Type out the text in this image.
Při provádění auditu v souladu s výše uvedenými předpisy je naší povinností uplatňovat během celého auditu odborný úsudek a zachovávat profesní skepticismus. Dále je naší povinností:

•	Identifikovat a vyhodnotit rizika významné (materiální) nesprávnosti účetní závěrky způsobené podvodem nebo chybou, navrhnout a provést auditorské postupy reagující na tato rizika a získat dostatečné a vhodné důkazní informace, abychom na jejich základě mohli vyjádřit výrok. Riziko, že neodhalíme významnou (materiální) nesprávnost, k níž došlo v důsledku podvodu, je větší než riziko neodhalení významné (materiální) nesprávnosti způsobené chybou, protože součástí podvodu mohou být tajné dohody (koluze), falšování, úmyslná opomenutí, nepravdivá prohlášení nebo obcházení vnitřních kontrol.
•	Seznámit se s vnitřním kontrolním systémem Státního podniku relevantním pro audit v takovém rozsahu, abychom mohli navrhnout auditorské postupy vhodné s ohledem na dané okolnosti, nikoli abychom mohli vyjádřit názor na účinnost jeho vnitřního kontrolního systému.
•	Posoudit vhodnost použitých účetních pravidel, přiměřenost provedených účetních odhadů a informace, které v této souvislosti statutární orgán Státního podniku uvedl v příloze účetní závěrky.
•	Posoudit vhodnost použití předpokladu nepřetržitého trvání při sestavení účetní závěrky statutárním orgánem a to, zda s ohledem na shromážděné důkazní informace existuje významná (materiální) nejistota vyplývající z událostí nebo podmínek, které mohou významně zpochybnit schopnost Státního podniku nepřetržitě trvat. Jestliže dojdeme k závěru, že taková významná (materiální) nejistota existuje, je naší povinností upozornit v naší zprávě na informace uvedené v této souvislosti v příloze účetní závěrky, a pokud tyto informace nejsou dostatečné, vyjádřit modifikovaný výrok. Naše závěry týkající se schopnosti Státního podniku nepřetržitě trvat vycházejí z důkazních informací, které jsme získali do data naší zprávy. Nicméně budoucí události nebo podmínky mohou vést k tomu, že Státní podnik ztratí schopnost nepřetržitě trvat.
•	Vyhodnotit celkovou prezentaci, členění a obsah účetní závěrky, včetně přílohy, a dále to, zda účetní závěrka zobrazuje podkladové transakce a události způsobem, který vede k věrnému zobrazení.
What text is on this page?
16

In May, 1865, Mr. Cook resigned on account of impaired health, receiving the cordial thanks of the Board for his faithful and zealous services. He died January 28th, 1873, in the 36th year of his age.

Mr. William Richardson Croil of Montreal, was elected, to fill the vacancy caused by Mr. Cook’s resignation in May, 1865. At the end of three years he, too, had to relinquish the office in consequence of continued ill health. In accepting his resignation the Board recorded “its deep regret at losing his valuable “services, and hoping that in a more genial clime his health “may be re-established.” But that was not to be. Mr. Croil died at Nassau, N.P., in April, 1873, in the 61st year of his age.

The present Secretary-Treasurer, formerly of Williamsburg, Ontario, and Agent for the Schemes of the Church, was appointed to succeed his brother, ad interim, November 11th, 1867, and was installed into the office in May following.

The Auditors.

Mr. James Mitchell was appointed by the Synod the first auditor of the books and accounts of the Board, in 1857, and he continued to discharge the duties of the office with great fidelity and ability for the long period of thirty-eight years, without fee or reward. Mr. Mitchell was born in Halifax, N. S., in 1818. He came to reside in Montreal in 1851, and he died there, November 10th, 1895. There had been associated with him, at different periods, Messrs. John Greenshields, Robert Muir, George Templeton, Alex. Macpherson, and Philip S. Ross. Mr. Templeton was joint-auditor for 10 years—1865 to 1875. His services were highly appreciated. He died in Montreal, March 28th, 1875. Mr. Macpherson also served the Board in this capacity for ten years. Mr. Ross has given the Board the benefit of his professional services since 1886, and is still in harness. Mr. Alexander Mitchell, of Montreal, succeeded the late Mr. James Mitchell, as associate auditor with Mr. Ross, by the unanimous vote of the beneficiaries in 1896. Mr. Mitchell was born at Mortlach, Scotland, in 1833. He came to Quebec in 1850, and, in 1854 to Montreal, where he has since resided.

+ + +

• **Set exercise**
Copy each line holding the word "výrok" from the listing above.

• **Task answer**
•	Identifikovat a vyhodnotit rizika významné (materiální) nesprávnosti účetní závěrky způsobené podvodem nebo chybou, navrhnout a provést auditorské postupy reagující na tato rizika a získat dostatečné a vhodné důkazní informace, abychom na jejich základě mohli vyjádřit výrok. Riziko, že neodhalíme významnou (materiální) nesprávnost, k níž došlo v důsledku podvodu, je větší než riziko neodhalení významné (materiální) nesprávnosti způsobené chybou, protože součástí podvodu mohou být tajné dohody (koluze), falšování, úmyslná opomenutí, nepravdivá prohlášení nebo obcházení vnitřních kontrol.
•	Posoudit vhodnost použití předpokladu nepřetržitého trvání při sestavení účetní závěrky statutárním orgánem a to, zda s ohledem na shromážděné důkazní informace existuje významná (materiální) nejistota vyplývající z událostí nebo podmínek, které mohou významně zpochybnit schopnost Státního podniku nepřetržitě trvat. Jestliže dojdeme k závěru, že taková významná (materiální) nejistota existuje, je naší povinností upozornit v naší zprávě na informace uvedené v této souvislosti v příloze účetní závěrky, a pokud tyto informace nejsou dostatečné, vyjádřit modifikovaný výrok. Naše závěry týkající se schopnosti Státního podniku nepřetržitě trvat vycházejí z důkazních informací, které jsme získali do data naší zprávy. Nicméně budoucí události nebo podmínky mohou vést k tomu, že Státní podnik ztratí schopnost nepřetržitě trvat.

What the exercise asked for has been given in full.